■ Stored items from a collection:

╔══

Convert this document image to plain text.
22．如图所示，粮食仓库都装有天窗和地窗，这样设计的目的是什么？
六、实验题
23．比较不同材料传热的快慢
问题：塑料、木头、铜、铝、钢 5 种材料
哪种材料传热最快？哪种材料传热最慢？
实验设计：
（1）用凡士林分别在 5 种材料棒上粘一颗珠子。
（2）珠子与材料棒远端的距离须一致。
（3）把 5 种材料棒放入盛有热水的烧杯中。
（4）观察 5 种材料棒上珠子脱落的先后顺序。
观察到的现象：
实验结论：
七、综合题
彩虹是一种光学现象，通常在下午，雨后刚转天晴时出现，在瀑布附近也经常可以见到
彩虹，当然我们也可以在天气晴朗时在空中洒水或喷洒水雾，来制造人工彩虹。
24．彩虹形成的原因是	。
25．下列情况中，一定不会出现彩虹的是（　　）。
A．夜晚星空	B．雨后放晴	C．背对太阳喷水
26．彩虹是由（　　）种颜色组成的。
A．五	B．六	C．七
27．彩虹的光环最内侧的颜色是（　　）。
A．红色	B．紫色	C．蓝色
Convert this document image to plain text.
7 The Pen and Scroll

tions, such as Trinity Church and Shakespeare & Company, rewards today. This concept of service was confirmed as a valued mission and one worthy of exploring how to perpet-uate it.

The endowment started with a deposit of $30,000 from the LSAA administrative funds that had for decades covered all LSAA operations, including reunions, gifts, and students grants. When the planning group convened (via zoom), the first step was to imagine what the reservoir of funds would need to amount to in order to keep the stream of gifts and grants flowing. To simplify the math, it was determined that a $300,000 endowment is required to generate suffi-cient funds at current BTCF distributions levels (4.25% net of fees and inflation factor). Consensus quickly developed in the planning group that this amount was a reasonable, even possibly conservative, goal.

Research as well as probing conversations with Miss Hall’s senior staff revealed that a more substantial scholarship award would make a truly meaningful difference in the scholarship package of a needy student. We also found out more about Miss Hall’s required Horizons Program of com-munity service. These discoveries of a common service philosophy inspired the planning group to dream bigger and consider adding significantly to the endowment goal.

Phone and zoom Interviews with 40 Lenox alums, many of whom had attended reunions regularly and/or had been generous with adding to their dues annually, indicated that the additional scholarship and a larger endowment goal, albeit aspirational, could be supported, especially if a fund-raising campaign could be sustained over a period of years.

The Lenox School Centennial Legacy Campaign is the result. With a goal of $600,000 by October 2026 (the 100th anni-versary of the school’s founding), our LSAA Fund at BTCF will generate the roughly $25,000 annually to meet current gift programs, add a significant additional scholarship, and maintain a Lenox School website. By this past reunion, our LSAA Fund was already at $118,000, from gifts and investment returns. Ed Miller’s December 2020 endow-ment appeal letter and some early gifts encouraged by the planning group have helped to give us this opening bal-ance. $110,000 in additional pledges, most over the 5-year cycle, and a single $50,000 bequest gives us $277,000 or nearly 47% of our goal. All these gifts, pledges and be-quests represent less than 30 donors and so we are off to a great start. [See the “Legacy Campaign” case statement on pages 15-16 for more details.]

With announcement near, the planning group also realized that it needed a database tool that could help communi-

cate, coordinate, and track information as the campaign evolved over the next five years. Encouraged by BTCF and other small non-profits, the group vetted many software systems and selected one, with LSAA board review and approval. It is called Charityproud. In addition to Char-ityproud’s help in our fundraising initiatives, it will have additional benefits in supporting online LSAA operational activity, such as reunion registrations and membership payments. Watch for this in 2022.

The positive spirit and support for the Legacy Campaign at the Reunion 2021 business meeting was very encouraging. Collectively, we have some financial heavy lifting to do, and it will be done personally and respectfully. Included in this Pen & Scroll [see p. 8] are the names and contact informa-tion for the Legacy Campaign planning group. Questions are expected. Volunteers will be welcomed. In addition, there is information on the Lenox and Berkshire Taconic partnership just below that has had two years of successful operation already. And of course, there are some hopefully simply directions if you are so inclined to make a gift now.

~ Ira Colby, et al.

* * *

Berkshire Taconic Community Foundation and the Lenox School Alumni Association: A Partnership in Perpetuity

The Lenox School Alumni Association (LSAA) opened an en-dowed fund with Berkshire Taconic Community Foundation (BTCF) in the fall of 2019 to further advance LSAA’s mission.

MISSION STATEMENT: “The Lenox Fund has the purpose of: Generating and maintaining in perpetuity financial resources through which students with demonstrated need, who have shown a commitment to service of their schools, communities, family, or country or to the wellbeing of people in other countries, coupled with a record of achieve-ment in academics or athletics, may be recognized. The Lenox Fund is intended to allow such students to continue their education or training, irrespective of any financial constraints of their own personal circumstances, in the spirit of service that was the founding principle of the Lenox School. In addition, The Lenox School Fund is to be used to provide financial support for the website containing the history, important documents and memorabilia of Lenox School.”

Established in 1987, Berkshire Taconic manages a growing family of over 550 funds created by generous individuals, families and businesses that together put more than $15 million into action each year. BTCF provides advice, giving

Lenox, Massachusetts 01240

╚══

■ WRITTEN INSTRUCTION:
All of the material above needs to be retyped word for word.

■ EXERCISE RESULT:
Convert this document image to plain text.
22．如图所示，粮食仓库都装有天窗和地窗，这样设计的目的是什么？
六、实验题
23．比较不同材料传热的快慢
问题：塑料、木头、铜、铝、钢 5 种材料
哪种材料传热最快？哪种材料传热最慢？
实验设计：
（1）用凡士林分别在 5 种材料棒上粘一颗珠子。
（2）珠子与材料棒远端的距离须一致。
（3）把 5 种材料棒放入盛有热水的烧杯中。
（4）观察 5 种材料棒上珠子脱落的先后顺序。
观察到的现象：
实验结论：
七、综合题
彩虹是一种光学现象，通常在下午，雨后刚转天晴时出现，在瀑布附近也经常可以见到
彩虹，当然我们也可以在天气晴朗时在空中洒水或喷洒水雾，来制造人工彩虹。
24．彩虹形成的原因是	。
25．下列情况中，一定不会出现彩虹的是（　　）。
A．夜晚星空	B．雨后放晴	C．背对太阳喷水
26．彩虹是由（　　）种颜色组成的。
A．五	B．六	C．七
27．彩虹的光环最内侧的颜色是（　　）。
A．红色	B．紫色	C．蓝色
Convert this document image to plain text.
7 The Pen and Scroll

tions, such as Trinity Church and Shakespeare & Company, rewards today. This concept of service was confirmed as a valued mission and one worthy of exploring how to perpet-uate it.

The endowment started with a deposit of $30,000 from the LSAA administrative funds that had for decades covered all LSAA operations, including reunions, gifts, and students grants. When the planning group convened (via zoom), the first step was to imagine what the reservoir of funds would need to amount to in order to keep the stream of gifts and grants flowing. To simplify the math, it was determined that a $300,000 endowment is required to generate suffi-cient funds at current BTCF distributions levels (4.25% net of fees and inflation factor). Consensus quickly developed in the planning group that this amount was a reasonable, even possibly conservative, goal.

Research as well as probing conversations with Miss Hall’s senior staff revealed that a more substantial scholarship award would make a truly meaningful difference in the scholarship package of a needy student. We also found out more about Miss Hall’s required Horizons Program of com-munity service. These discoveries of a common service philosophy inspired the planning group to dream bigger and consider adding significantly to the endowment goal.

Phone and zoom Interviews with 40 Lenox alums, many of whom had attended reunions regularly and/or had been generous with adding to their dues annually, indicated that the additional scholarship and a larger endowment goal, albeit aspirational, could be supported, especially if a fund-raising campaign could be sustained over a period of years.

The Lenox School Centennial Legacy Campaign is the result. With a goal of $600,000 by October 2026 (the 100th anni-versary of the school’s founding), our LSAA Fund at BTCF will generate the roughly $25,000 annually to meet current gift programs, add a significant additional scholarship, and maintain a Lenox School website. By this past reunion, our LSAA Fund was already at $118,000, from gifts and investment returns. Ed Miller’s December 2020 endow-ment appeal letter and some early gifts encouraged by the planning group have helped to give us this opening bal-ance. $110,000 in additional pledges, most over the 5-year cycle, and a single $50,000 bequest gives us $277,000 or nearly 47% of our goal. All these gifts, pledges and be-quests represent less than 30 donors and so we are off to a great start. [See the “Legacy Campaign” case statement on pages 15-16 for more details.]

With announcement near, the planning group also realized that it needed a database tool that could help communi-

cate, coordinate, and track information as the campaign evolved over the next five years. Encouraged by BTCF and other small non-profits, the group vetted many software systems and selected one, with LSAA board review and approval. It is called Charityproud. In addition to Char-ityproud’s help in our fundraising initiatives, it will have additional benefits in supporting online LSAA operational activity, such as reunion registrations and membership payments. Watch for this in 2022.

The positive spirit and support for the Legacy Campaign at the Reunion 2021 business meeting was very encouraging. Collectively, we have some financial heavy lifting to do, and it will be done personally and respectfully. Included in this Pen & Scroll [see p. 8] are the names and contact informa-tion for the Legacy Campaign planning group. Questions are expected. Volunteers will be welcomed. In addition, there is information on the Lenox and Berkshire Taconic partnership just below that has had two years of successful operation already. And of course, there are some hopefully simply directions if you are so inclined to make a gift now.

~ Ira Colby, et al.

* * *

Berkshire Taconic Community Foundation and the Lenox School Alumni Association: A Partnership in Perpetuity

The Lenox School Alumni Association (LSAA) opened an en-dowed fund with Berkshire Taconic Community Foundation (BTCF) in the fall of 2019 to further advance LSAA’s mission.

MISSION STATEMENT: “The Lenox Fund has the purpose of: Generating and maintaining in perpetuity financial resources through which students with demonstrated need, who have shown a commitment to service of their schools, communities, family, or country or to the wellbeing of people in other countries, coupled with a record of achieve-ment in academics or athletics, may be recognized. The Lenox Fund is intended to allow such students to continue their education or training, irrespective of any financial constraints of their own personal circumstances, in the spirit of service that was the founding principle of the Lenox School. In addition, The Lenox School Fund is to be used to provide financial support for the website containing the history, important documents and memorabilia of Lenox School.”

Established in 1987, Berkshire Taconic manages a growing family of over 550 funds created by generous individuals, families and businesses that together put more than $15 million into action each year. BTCF provides advice, giving

Lenox, Massachusetts 01240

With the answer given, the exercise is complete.